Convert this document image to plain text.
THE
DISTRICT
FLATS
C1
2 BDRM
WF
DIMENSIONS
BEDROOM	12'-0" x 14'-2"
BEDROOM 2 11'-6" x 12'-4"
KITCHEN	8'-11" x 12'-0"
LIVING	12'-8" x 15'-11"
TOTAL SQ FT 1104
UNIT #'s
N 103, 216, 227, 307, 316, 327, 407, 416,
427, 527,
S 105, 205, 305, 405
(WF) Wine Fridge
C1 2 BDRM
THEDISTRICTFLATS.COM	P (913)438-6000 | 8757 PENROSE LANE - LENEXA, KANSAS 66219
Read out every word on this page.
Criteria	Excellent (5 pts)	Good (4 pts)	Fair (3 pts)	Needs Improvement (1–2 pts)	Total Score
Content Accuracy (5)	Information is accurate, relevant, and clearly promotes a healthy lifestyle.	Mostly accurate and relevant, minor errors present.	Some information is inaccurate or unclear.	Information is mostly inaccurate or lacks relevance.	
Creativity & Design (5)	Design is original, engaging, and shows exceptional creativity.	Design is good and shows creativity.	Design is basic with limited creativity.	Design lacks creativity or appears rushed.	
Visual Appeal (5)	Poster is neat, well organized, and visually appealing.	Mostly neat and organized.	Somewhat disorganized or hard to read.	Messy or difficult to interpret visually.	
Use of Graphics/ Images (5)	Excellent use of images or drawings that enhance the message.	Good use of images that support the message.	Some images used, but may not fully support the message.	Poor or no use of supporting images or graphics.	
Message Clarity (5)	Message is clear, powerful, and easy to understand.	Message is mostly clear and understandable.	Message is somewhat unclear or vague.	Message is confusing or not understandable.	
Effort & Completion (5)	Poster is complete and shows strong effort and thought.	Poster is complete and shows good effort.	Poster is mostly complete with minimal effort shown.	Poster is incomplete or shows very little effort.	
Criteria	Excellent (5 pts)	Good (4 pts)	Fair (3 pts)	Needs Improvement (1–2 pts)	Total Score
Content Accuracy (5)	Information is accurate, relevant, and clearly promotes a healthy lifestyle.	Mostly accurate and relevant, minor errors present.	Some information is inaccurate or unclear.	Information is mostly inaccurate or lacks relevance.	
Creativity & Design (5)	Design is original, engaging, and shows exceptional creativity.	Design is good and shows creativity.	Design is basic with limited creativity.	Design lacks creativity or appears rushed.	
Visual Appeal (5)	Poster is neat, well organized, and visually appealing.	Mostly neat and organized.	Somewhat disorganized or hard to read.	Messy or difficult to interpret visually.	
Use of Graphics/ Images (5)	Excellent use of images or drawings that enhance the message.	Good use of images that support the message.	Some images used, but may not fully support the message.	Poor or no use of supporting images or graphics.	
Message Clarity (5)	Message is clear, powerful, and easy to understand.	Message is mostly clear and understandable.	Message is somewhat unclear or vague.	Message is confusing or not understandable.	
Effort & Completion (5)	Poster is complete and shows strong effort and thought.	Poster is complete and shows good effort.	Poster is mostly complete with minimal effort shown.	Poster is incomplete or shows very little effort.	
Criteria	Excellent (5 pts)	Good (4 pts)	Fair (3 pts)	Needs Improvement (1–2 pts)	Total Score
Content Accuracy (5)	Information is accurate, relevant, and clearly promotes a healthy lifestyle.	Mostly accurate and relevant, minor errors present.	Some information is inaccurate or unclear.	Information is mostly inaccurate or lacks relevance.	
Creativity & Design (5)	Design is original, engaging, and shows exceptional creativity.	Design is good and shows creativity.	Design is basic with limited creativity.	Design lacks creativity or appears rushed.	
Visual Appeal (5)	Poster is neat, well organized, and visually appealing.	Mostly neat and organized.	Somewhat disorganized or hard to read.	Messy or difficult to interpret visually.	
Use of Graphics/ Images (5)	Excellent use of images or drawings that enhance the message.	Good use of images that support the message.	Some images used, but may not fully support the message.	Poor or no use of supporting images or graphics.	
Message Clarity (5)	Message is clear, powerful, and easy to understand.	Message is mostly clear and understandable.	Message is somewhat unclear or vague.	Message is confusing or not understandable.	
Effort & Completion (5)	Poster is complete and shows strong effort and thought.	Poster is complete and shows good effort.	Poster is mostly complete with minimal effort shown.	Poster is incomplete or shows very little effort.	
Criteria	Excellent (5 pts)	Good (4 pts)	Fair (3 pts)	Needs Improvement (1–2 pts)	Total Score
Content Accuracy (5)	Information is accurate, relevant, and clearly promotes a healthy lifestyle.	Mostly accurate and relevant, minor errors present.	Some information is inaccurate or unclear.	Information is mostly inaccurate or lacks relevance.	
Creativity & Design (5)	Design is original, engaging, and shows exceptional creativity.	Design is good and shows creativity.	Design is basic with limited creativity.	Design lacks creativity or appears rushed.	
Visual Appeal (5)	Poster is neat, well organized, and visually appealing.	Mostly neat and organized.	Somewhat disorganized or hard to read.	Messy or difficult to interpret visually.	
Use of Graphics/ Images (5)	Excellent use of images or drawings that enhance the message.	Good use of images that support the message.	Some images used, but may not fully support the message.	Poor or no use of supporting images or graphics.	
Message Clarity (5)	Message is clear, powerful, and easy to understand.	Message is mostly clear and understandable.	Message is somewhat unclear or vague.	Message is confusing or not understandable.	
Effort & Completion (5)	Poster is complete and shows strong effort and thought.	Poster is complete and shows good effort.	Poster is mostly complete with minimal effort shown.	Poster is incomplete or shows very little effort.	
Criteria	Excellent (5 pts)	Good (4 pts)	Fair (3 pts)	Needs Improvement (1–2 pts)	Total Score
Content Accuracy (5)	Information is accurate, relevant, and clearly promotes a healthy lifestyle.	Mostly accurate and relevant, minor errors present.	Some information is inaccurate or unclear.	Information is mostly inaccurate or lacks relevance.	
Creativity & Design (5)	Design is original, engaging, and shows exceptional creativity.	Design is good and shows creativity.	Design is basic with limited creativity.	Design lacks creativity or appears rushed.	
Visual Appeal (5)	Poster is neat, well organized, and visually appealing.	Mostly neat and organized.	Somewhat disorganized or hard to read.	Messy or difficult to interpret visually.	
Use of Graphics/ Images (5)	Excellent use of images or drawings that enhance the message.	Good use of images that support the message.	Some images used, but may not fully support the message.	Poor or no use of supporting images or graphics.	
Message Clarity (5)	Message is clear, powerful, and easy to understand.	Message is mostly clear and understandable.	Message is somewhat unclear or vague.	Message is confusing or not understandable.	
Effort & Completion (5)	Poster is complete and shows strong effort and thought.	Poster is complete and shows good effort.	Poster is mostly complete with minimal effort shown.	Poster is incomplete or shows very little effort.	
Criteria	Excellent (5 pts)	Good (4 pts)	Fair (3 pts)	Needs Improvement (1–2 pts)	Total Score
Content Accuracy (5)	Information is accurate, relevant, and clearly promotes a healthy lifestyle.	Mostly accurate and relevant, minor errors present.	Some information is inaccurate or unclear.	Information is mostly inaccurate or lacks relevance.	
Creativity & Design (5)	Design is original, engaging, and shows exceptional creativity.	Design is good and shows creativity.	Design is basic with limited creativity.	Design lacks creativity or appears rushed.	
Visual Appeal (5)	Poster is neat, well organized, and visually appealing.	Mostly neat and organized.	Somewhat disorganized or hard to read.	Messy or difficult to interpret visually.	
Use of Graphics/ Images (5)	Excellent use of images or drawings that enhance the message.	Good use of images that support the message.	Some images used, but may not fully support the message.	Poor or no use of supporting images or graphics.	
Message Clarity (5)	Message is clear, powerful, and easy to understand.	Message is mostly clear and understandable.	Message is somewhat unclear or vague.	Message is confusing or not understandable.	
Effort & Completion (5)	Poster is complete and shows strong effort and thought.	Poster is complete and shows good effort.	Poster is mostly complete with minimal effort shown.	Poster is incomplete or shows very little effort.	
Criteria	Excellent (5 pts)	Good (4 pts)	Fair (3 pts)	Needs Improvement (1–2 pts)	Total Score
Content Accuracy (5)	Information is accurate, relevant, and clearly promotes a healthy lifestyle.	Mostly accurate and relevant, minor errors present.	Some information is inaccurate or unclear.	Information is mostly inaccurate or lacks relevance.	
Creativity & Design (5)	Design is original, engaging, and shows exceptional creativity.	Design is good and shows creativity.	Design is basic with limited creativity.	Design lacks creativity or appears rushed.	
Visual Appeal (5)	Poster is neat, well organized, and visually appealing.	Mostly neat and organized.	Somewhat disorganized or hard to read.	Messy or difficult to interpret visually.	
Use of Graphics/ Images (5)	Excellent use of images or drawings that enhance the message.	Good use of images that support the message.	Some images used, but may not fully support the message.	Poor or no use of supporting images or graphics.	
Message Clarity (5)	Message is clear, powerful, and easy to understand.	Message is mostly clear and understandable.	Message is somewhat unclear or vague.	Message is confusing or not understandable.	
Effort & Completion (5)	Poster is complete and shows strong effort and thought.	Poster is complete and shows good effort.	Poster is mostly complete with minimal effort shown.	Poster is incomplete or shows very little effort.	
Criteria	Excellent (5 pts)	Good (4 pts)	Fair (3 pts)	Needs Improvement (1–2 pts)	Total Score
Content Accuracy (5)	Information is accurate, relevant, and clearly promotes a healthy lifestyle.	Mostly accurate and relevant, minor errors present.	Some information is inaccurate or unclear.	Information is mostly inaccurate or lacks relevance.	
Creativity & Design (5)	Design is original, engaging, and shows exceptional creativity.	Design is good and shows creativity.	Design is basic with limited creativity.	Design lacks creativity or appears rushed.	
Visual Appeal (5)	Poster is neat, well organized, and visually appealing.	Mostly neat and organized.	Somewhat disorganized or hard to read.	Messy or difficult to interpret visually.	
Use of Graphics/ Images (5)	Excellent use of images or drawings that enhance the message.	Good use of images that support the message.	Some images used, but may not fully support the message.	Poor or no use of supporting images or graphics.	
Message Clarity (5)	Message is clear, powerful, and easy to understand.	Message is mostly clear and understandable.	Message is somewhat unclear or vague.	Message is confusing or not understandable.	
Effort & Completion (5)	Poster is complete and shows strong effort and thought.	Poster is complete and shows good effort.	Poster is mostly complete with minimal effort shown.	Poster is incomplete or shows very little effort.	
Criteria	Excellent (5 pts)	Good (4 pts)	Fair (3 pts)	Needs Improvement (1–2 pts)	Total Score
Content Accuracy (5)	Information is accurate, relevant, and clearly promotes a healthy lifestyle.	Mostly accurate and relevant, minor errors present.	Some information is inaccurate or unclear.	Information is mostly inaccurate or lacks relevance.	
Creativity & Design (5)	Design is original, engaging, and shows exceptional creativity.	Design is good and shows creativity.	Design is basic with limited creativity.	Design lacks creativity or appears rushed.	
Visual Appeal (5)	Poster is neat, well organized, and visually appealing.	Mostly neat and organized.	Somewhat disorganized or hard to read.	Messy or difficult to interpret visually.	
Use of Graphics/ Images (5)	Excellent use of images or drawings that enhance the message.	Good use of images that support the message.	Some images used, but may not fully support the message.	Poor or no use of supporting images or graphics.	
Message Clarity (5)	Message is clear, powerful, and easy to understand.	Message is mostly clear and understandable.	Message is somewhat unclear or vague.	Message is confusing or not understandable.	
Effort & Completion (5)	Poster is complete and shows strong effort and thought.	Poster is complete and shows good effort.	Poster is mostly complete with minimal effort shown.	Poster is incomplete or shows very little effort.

━━━

_Your task_. Gather each line in these records that contains the string "this".

_Final result_.
Convert this document image to plain text.
Read out every word on this page.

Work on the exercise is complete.